BEGIN DATA EXTRACT
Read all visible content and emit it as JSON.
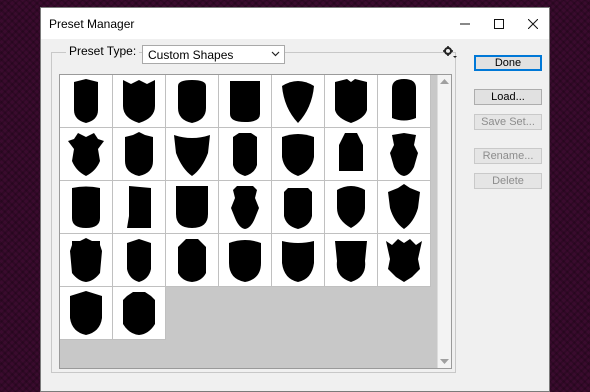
{
  "window": {
    "title": "Preset Manager"
  },
  "titlebar_buttons": [
    {
      "name": "minimize-button",
      "icon": "minimize-icon"
    },
    {
      "name": "maximize-button",
      "icon": "maximize-icon"
    },
    {
      "name": "close-button",
      "icon": "close-icon"
    }
  ],
  "preset": {
    "label": "Preset Type:",
    "value": "Custom Shapes"
  },
  "buttons": {
    "done": "Done",
    "load": "Load...",
    "save_set": "Save Set...",
    "rename": "Rename...",
    "delete": "Delete"
  },
  "colors": {
    "accent": "#0078d7",
    "background": "#3a0b2e",
    "panel": "#f0f0f0"
  },
  "shapes": [
    "shield-1",
    "shield-2",
    "shield-3",
    "shield-4",
    "shield-5",
    "shield-6",
    "shield-7",
    "shield-8",
    "shield-9",
    "shield-10",
    "shield-11",
    "shield-12",
    "shield-13",
    "shield-14",
    "shield-15",
    "shield-16",
    "shield-17",
    "shield-18",
    "shield-19",
    "shield-20",
    "shield-21",
    "shield-22",
    "shield-23",
    "shield-24",
    "shield-25",
    "shield-26",
    "shield-27",
    "shield-28",
    "shield-29",
    "shield-30"
  ]
}
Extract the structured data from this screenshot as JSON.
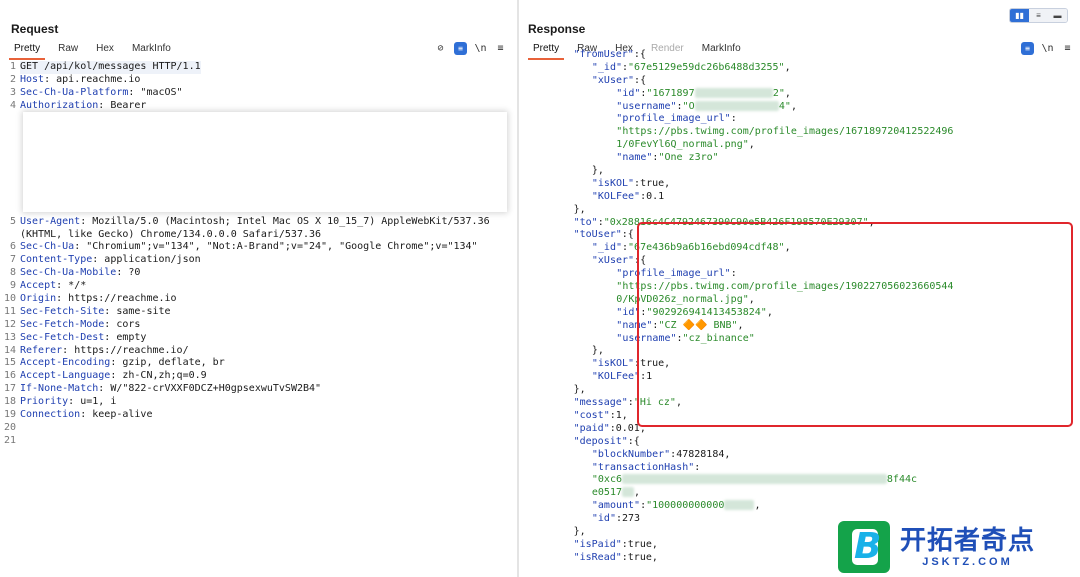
{
  "request": {
    "title": "Request",
    "tabs": [
      "Pretty",
      "Raw",
      "Hex",
      "MarkInfo"
    ],
    "active_tab": "Pretty",
    "tools": {
      "hide": "⊘",
      "newline": "\\n",
      "menu": "≡"
    },
    "lines": [
      {
        "n": "1",
        "k": "",
        "v": "GET /api/kol/messages HTTP/1.1"
      },
      {
        "n": "2",
        "k": "Host",
        "v": "api.reachme.io"
      },
      {
        "n": "3",
        "k": "Sec-Ch-Ua-Platform",
        "v": "\"macOS\""
      },
      {
        "n": "4",
        "k": "Authorization",
        "v": "Bearer"
      },
      {
        "n": "",
        "k": "",
        "v": ""
      },
      {
        "n": "",
        "k": "",
        "v": ""
      },
      {
        "n": "",
        "k": "",
        "v": ""
      },
      {
        "n": "",
        "k": "",
        "v": ""
      },
      {
        "n": "",
        "k": "",
        "v": ""
      },
      {
        "n": "",
        "k": "",
        "v": ""
      },
      {
        "n": "",
        "k": "",
        "v": ""
      },
      {
        "n": "",
        "k": "",
        "v": ""
      },
      {
        "n": "5",
        "k": "User-Agent",
        "v": "Mozilla/5.0 (Macintosh; Intel Mac OS X 10_15_7) AppleWebKit/537.36"
      },
      {
        "n": "",
        "k": "",
        "v": "(KHTML, like Gecko) Chrome/134.0.0.0 Safari/537.36"
      },
      {
        "n": "6",
        "k": "Sec-Ch-Ua",
        "v": "\"Chromium\";v=\"134\", \"Not:A-Brand\";v=\"24\", \"Google Chrome\";v=\"134\""
      },
      {
        "n": "7",
        "k": "Content-Type",
        "v": "application/json"
      },
      {
        "n": "8",
        "k": "Sec-Ch-Ua-Mobile",
        "v": "?0"
      },
      {
        "n": "9",
        "k": "Accept",
        "v": "*/*"
      },
      {
        "n": "10",
        "k": "Origin",
        "v": "https://reachme.io"
      },
      {
        "n": "11",
        "k": "Sec-Fetch-Site",
        "v": "same-site"
      },
      {
        "n": "12",
        "k": "Sec-Fetch-Mode",
        "v": "cors"
      },
      {
        "n": "13",
        "k": "Sec-Fetch-Dest",
        "v": "empty"
      },
      {
        "n": "14",
        "k": "Referer",
        "v": "https://reachme.io/"
      },
      {
        "n": "15",
        "k": "Accept-Encoding",
        "v": "gzip, deflate, br"
      },
      {
        "n": "16",
        "k": "Accept-Language",
        "v": "zh-CN,zh;q=0.9"
      },
      {
        "n": "17",
        "k": "If-None-Match",
        "v": "W/\"822-crVXXF0DCZ+H0gpsexwuTvSW2B4\""
      },
      {
        "n": "18",
        "k": "Priority",
        "v": "u=1, i"
      },
      {
        "n": "19",
        "k": "Connection",
        "v": "keep-alive"
      },
      {
        "n": "20",
        "k": "",
        "v": ""
      },
      {
        "n": "21",
        "k": "",
        "v": ""
      }
    ]
  },
  "response": {
    "title": "Response",
    "tabs": [
      "Pretty",
      "Raw",
      "Hex",
      "Render",
      "MarkInfo"
    ],
    "active_tab": "Pretty",
    "disabled_tabs": [
      "Render"
    ],
    "tools": {
      "newline": "\\n",
      "menu": "≡"
    },
    "layout_toggle": [
      "▮▮",
      "≡",
      "▬"
    ],
    "lines": [
      {
        "i": 6,
        "parts": [
          [
            "k",
            "\"fromUser\""
          ],
          [
            "n",
            ":{"
          ]
        ]
      },
      {
        "i": 9,
        "parts": [
          [
            "k",
            "\"_id\""
          ],
          [
            "n",
            ":"
          ],
          [
            "s",
            "\"67e5129e59dc26b6488d3255\""
          ],
          [
            "n",
            ","
          ]
        ]
      },
      {
        "i": 9,
        "parts": [
          [
            "k",
            "\"xUser\""
          ],
          [
            "n",
            ":{"
          ]
        ]
      },
      {
        "i": 13,
        "parts": [
          [
            "k",
            "\"id\""
          ],
          [
            "n",
            ":"
          ],
          [
            "s",
            "\"1671897"
          ],
          [
            "b",
            "             "
          ],
          [
            "s",
            "2\""
          ],
          [
            "n",
            ","
          ]
        ]
      },
      {
        "i": 13,
        "parts": [
          [
            "k",
            "\"username\""
          ],
          [
            "n",
            ":"
          ],
          [
            "s",
            "\"O"
          ],
          [
            "b",
            "              "
          ],
          [
            "s",
            "4\""
          ],
          [
            "n",
            ","
          ]
        ]
      },
      {
        "i": 13,
        "parts": [
          [
            "k",
            "\"profile_image_url\""
          ],
          [
            "n",
            ":"
          ]
        ]
      },
      {
        "i": 13,
        "parts": [
          [
            "s",
            "\"https://pbs.twimg.com/profile_images/167189720412522496"
          ]
        ]
      },
      {
        "i": 13,
        "parts": [
          [
            "s",
            "1/0FevYl6Q_normal.png\""
          ],
          [
            "n",
            ","
          ]
        ]
      },
      {
        "i": 13,
        "parts": [
          [
            "k",
            "\"name\""
          ],
          [
            "n",
            ":"
          ],
          [
            "s",
            "\"One z3ro\""
          ]
        ]
      },
      {
        "i": 9,
        "parts": [
          [
            "n",
            "},"
          ]
        ]
      },
      {
        "i": 9,
        "parts": [
          [
            "k",
            "\"isKOL\""
          ],
          [
            "n",
            ":true,"
          ]
        ]
      },
      {
        "i": 9,
        "parts": [
          [
            "k",
            "\"KOLFee\""
          ],
          [
            "n",
            ":0.1"
          ]
        ]
      },
      {
        "i": 6,
        "parts": [
          [
            "n",
            "},"
          ]
        ]
      },
      {
        "i": 6,
        "parts": [
          [
            "k",
            "\"to\""
          ],
          [
            "n",
            ":"
          ],
          [
            "s",
            "\"0x28816c4C4792467390C90e5B426F198570E29307\""
          ],
          [
            "n",
            ","
          ]
        ]
      },
      {
        "i": 6,
        "parts": [
          [
            "k",
            "\"toUser\""
          ],
          [
            "n",
            ":{"
          ]
        ]
      },
      {
        "i": 9,
        "parts": [
          [
            "k",
            "\"_id\""
          ],
          [
            "n",
            ":"
          ],
          [
            "s",
            "\"67e436b9a6b16ebd094cdf48\""
          ],
          [
            "n",
            ","
          ]
        ]
      },
      {
        "i": 9,
        "parts": [
          [
            "k",
            "\"xUser\""
          ],
          [
            "n",
            ":{"
          ]
        ]
      },
      {
        "i": 13,
        "parts": [
          [
            "k",
            "\"profile_image_url\""
          ],
          [
            "n",
            ":"
          ]
        ]
      },
      {
        "i": 13,
        "parts": [
          [
            "s",
            "\"https://pbs.twimg.com/profile_images/190227056023660544"
          ]
        ]
      },
      {
        "i": 13,
        "parts": [
          [
            "s",
            "0/KpVD026z_normal.jpg\""
          ],
          [
            "n",
            ","
          ]
        ]
      },
      {
        "i": 13,
        "parts": [
          [
            "k",
            "\"id\""
          ],
          [
            "n",
            ":"
          ],
          [
            "s",
            "\"902926941413453824\""
          ],
          [
            "n",
            ","
          ]
        ]
      },
      {
        "i": 13,
        "parts": [
          [
            "k",
            "\"name\""
          ],
          [
            "n",
            ":"
          ],
          [
            "s",
            "\"CZ 🔶🔶 BNB\""
          ],
          [
            "n",
            ","
          ]
        ]
      },
      {
        "i": 13,
        "parts": [
          [
            "k",
            "\"username\""
          ],
          [
            "n",
            ":"
          ],
          [
            "s",
            "\"cz_binance\""
          ]
        ]
      },
      {
        "i": 9,
        "parts": [
          [
            "n",
            "},"
          ]
        ]
      },
      {
        "i": 9,
        "parts": [
          [
            "k",
            "\"isKOL\""
          ],
          [
            "n",
            ":true,"
          ]
        ]
      },
      {
        "i": 9,
        "parts": [
          [
            "k",
            "\"KOLFee\""
          ],
          [
            "n",
            ":1"
          ]
        ]
      },
      {
        "i": 6,
        "parts": [
          [
            "n",
            "},"
          ]
        ]
      },
      {
        "i": 6,
        "parts": [
          [
            "k",
            "\"message\""
          ],
          [
            "n",
            ":"
          ],
          [
            "s",
            "\"Hi cz\""
          ],
          [
            "n",
            ","
          ]
        ]
      },
      {
        "i": 6,
        "parts": [
          [
            "k",
            "\"cost\""
          ],
          [
            "n",
            ":1,"
          ]
        ]
      },
      {
        "i": 6,
        "parts": [
          [
            "k",
            "\"paid\""
          ],
          [
            "n",
            ":0.01,"
          ]
        ]
      },
      {
        "i": 6,
        "parts": [
          [
            "k",
            "\"deposit\""
          ],
          [
            "n",
            ":{"
          ]
        ]
      },
      {
        "i": 9,
        "parts": [
          [
            "k",
            "\"blockNumber\""
          ],
          [
            "n",
            ":47828184,"
          ]
        ]
      },
      {
        "i": 9,
        "parts": [
          [
            "k",
            "\"transactionHash\""
          ],
          [
            "n",
            ":"
          ]
        ]
      },
      {
        "i": 9,
        "parts": [
          [
            "s",
            "\"0xc6"
          ],
          [
            "b",
            "                                            "
          ],
          [
            "s",
            "8f44c"
          ]
        ]
      },
      {
        "i": 9,
        "parts": [
          [
            "s",
            "e0517"
          ],
          [
            "b",
            "  "
          ],
          [
            "n",
            ","
          ]
        ]
      },
      {
        "i": 9,
        "parts": [
          [
            "k",
            "\"amount\""
          ],
          [
            "n",
            ":"
          ],
          [
            "s",
            "\"100000000000"
          ],
          [
            "b",
            "     "
          ],
          [
            "n",
            ","
          ]
        ]
      },
      {
        "i": 9,
        "parts": [
          [
            "k",
            "\"id\""
          ],
          [
            "n",
            ":273"
          ]
        ]
      },
      {
        "i": 6,
        "parts": [
          [
            "n",
            "},"
          ]
        ]
      },
      {
        "i": 6,
        "parts": [
          [
            "k",
            "\"isPaid\""
          ],
          [
            "n",
            ":true,"
          ]
        ]
      },
      {
        "i": 6,
        "parts": [
          [
            "k",
            "\"isRead\""
          ],
          [
            "n",
            ":true,"
          ]
        ]
      }
    ]
  },
  "watermark": {
    "logo_letter": "B",
    "title": "开拓者奇点",
    "subtitle": "JSKTZ.COM"
  },
  "colors": {
    "accent_tab": "#e8623a",
    "key": "#1f3fb0",
    "string": "#2a8a2a",
    "highlight_border": "#e0262c",
    "brand_blue": "#2f6fd6"
  }
}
END DATA EXTRACT
**INSTRUCTION**: State how many lines include the string "reachme", and nothing more.

**FINISHED EXERCISE**: 3